Stated problem: From the listing below, copy every line with the word "NORTHWAYS".
=== Information given ===
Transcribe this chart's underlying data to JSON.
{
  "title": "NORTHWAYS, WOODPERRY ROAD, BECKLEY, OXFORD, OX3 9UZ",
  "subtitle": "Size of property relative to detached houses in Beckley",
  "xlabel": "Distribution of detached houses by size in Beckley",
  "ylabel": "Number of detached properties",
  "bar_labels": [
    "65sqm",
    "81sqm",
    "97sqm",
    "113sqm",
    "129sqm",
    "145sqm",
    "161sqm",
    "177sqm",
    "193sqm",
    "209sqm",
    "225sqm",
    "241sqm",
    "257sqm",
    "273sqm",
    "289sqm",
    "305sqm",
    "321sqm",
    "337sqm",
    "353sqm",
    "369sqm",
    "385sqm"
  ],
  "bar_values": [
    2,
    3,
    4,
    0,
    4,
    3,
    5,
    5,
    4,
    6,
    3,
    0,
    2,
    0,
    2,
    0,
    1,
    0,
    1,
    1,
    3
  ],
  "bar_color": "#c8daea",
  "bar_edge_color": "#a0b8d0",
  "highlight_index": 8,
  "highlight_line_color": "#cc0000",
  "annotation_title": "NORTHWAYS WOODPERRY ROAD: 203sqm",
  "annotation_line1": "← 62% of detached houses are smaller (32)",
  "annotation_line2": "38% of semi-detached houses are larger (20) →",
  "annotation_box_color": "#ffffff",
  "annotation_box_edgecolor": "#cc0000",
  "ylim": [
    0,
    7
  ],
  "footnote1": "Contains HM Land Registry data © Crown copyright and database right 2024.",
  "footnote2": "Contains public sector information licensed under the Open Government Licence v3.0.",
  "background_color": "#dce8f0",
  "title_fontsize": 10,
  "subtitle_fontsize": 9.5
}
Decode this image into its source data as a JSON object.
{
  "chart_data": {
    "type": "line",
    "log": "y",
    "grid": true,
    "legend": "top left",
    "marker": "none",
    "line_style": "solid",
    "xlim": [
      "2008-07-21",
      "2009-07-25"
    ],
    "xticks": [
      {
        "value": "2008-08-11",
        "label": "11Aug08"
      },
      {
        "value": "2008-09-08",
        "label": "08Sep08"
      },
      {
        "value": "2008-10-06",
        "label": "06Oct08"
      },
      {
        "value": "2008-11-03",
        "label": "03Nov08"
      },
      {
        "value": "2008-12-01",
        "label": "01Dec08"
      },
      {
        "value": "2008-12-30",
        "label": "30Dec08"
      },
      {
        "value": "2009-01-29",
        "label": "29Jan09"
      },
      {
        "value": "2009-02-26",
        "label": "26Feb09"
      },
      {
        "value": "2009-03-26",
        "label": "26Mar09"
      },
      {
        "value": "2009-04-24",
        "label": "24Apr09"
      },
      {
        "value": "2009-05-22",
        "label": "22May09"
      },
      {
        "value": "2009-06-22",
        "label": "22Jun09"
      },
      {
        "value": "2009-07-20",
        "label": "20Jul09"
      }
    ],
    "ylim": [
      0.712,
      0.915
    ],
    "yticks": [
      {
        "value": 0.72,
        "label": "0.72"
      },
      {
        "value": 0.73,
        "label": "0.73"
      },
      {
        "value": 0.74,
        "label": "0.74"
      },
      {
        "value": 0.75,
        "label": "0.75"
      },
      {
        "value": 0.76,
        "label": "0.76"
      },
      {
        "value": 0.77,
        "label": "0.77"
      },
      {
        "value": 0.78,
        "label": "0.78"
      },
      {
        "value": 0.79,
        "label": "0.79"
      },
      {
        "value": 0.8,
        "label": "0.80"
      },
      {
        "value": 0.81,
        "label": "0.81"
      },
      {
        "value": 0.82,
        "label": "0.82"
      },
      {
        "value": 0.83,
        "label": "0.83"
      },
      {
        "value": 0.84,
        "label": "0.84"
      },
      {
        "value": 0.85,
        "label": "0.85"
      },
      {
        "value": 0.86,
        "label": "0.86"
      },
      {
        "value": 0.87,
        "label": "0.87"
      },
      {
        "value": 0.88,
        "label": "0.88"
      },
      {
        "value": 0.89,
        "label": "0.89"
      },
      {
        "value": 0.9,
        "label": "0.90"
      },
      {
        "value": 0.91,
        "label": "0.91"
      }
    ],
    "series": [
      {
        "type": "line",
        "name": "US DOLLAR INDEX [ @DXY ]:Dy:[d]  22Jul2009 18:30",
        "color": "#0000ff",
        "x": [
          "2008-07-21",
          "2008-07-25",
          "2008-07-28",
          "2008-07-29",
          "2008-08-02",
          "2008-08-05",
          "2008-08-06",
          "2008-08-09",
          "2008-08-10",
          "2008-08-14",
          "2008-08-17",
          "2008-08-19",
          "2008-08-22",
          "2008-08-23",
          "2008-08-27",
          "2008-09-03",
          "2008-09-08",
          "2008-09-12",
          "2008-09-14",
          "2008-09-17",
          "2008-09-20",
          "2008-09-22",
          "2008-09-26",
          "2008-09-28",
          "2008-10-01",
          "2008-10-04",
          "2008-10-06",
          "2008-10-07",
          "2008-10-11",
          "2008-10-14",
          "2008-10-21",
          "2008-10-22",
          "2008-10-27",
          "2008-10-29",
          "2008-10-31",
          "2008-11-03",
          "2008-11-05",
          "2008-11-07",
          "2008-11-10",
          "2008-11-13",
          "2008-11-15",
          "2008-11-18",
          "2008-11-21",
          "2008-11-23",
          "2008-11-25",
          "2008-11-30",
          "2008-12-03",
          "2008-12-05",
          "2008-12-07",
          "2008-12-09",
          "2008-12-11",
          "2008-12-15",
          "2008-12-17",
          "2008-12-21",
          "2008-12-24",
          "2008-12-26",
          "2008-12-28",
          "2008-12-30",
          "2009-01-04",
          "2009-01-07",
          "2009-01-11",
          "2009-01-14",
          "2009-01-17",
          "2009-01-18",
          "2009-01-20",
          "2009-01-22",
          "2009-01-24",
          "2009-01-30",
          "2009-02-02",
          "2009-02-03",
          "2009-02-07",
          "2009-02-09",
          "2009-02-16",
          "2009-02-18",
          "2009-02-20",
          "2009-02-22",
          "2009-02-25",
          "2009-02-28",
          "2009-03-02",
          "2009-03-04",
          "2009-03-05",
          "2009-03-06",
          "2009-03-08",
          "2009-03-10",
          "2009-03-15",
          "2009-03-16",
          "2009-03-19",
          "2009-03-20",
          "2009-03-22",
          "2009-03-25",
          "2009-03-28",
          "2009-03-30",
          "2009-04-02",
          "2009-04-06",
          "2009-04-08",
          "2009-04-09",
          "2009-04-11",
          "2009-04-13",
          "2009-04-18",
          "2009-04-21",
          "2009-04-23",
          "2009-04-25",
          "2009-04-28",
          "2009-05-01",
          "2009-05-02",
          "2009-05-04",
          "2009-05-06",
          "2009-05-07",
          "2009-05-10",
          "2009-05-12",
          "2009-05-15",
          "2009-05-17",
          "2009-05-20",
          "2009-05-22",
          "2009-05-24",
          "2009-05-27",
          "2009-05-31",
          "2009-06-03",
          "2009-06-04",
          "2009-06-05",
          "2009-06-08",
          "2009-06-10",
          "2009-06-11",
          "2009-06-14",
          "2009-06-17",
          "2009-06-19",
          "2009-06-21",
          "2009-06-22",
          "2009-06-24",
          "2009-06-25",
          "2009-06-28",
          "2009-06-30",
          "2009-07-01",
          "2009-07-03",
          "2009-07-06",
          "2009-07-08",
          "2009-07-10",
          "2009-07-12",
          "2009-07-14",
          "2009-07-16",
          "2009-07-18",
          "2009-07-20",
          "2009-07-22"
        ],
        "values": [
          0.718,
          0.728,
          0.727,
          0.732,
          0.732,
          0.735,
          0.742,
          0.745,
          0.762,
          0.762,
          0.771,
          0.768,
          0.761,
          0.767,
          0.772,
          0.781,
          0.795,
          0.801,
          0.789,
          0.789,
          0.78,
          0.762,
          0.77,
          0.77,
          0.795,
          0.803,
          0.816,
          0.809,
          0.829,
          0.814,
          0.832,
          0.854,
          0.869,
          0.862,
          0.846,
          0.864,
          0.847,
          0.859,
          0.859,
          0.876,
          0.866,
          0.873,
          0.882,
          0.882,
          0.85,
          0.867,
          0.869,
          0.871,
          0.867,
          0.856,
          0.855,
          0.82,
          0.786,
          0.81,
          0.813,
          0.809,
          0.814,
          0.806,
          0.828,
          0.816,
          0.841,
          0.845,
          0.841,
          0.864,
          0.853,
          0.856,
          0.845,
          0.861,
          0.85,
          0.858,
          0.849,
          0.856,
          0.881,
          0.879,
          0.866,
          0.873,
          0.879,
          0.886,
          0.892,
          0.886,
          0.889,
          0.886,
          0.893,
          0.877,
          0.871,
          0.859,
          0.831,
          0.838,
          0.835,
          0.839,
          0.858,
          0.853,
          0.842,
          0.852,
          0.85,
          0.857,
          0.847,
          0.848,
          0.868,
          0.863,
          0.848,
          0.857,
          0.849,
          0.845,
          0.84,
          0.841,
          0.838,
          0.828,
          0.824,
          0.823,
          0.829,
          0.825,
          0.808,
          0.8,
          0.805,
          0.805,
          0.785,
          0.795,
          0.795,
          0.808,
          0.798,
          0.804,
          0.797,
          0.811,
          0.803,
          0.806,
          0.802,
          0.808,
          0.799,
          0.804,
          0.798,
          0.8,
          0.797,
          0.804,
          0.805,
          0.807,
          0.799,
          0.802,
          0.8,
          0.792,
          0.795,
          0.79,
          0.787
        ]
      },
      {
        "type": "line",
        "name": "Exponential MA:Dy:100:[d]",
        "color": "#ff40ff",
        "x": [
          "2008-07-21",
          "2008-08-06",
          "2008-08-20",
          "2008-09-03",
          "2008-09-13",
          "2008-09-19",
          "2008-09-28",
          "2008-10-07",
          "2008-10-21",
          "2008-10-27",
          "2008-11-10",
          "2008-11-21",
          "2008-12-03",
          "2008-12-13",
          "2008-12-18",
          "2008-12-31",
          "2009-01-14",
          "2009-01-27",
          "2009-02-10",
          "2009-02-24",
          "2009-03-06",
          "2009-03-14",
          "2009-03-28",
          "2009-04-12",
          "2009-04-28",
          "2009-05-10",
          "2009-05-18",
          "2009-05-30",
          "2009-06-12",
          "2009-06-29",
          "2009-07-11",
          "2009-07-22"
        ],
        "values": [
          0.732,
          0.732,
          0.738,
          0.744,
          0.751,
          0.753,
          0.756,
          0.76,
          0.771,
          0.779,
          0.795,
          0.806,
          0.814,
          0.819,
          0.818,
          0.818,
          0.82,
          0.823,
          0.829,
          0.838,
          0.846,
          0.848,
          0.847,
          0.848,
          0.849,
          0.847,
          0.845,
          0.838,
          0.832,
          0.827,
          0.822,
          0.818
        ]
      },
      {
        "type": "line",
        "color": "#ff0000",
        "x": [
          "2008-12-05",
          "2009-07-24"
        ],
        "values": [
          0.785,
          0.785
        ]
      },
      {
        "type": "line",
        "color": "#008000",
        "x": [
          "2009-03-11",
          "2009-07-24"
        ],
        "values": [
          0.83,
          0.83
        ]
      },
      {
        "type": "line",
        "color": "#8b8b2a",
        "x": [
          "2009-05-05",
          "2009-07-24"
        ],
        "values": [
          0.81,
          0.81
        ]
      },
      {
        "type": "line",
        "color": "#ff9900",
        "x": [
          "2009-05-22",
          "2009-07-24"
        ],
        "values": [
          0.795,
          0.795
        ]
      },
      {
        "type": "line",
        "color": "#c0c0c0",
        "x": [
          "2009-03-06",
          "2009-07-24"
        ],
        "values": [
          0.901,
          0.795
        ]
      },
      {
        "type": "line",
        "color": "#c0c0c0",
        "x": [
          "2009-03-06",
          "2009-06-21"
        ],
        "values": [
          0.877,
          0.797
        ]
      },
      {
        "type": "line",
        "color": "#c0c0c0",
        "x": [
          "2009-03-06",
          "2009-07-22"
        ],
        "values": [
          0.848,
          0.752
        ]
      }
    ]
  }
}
===
Exercise result:
  "title": "NORTHWAYS, WOODPERRY ROAD, BECKLEY, OXFORD, OX3 9UZ",
  "annotation_title": "NORTHWAYS WOODPERRY ROAD: 203sqm",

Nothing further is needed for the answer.